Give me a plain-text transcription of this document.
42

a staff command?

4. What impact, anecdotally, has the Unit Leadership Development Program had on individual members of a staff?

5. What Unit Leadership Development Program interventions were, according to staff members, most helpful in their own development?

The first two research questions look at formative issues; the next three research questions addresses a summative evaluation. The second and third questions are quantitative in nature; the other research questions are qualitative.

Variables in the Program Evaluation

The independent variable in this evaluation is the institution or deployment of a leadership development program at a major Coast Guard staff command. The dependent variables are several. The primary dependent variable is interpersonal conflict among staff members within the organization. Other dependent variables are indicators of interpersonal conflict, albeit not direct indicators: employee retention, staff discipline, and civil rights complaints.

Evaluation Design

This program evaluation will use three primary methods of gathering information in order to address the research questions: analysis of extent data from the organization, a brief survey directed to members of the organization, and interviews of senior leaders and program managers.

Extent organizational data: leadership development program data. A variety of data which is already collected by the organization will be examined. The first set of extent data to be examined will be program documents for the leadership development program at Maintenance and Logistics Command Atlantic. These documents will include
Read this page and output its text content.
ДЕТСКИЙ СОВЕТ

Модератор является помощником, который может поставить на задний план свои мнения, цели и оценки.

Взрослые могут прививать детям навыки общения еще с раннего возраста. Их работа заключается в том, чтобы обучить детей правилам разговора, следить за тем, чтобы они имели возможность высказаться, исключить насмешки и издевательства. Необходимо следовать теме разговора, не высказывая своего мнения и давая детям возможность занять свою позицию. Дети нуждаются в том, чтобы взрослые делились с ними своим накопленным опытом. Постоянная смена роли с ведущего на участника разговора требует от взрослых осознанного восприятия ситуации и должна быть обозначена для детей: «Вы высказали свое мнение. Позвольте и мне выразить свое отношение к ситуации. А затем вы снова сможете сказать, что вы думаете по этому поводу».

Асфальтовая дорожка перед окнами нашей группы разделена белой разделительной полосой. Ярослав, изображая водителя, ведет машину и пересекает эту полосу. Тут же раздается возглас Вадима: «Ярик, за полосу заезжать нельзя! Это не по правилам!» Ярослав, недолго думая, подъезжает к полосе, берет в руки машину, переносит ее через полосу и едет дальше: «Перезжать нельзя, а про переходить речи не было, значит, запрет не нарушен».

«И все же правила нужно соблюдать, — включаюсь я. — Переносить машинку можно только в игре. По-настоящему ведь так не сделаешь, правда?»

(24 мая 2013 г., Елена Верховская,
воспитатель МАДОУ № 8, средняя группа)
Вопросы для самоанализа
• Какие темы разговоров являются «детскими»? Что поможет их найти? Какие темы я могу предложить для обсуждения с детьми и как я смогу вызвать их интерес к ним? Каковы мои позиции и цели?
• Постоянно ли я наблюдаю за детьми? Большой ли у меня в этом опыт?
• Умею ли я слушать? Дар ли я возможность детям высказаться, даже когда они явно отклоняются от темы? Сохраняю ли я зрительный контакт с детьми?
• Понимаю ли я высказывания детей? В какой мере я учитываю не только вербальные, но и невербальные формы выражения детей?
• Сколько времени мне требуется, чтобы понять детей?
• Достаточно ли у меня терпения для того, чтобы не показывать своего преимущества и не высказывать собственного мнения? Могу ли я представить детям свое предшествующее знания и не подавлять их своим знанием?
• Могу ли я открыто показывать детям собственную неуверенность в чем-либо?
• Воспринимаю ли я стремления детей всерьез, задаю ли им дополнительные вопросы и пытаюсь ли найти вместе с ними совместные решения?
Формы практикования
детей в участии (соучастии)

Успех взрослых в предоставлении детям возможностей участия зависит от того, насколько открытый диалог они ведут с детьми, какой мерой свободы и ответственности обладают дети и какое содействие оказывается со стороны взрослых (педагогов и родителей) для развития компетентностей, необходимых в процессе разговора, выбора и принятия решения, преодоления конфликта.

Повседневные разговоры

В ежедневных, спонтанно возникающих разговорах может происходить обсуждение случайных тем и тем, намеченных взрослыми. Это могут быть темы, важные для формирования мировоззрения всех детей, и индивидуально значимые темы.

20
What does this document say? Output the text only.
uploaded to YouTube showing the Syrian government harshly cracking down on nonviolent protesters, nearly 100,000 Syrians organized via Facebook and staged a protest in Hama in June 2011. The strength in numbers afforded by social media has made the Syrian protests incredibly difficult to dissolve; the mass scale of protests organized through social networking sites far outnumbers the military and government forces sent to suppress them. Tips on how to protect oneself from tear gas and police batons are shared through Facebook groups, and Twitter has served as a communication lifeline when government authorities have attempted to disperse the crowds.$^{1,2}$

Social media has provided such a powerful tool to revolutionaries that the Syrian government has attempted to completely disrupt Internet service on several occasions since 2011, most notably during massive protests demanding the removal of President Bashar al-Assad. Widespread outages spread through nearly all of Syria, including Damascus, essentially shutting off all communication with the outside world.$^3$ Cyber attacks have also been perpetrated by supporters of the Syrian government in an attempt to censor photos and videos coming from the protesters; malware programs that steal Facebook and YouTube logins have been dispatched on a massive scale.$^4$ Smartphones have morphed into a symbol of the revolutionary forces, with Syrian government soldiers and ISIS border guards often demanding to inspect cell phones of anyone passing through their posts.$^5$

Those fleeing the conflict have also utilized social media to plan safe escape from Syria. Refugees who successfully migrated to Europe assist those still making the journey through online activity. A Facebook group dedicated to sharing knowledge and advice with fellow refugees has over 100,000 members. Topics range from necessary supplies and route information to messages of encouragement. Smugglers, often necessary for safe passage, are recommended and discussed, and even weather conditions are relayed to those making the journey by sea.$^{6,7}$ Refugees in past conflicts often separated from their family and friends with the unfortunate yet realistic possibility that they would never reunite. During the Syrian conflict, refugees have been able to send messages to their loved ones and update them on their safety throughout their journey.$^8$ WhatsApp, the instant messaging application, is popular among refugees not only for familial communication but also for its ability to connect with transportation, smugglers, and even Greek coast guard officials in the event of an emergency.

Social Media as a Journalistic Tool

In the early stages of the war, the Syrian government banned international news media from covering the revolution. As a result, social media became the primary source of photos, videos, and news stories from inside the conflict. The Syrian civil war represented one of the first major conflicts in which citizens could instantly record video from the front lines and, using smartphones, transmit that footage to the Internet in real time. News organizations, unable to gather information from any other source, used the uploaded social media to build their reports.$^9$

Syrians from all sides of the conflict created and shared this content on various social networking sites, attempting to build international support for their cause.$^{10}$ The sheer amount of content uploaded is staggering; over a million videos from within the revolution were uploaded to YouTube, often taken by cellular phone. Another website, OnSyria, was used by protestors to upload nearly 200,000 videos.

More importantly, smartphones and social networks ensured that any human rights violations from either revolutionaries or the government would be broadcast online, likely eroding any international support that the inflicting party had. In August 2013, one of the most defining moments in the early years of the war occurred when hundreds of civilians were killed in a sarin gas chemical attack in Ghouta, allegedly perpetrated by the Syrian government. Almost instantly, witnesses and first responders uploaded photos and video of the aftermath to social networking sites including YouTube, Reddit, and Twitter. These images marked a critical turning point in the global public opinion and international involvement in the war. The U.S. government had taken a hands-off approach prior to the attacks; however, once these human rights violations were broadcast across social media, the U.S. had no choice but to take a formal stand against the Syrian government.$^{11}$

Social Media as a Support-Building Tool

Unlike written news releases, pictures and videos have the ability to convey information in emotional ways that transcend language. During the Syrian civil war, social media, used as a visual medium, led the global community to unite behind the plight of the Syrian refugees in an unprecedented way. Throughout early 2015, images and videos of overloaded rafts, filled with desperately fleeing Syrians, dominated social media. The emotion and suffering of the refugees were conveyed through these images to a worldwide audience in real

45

+++

Write out every line of the data that holds the word "text".

_Worked solution:_
Give me a plain-text transcription of this document.
Read this page and output its text content.
What does this document say? Output the text only.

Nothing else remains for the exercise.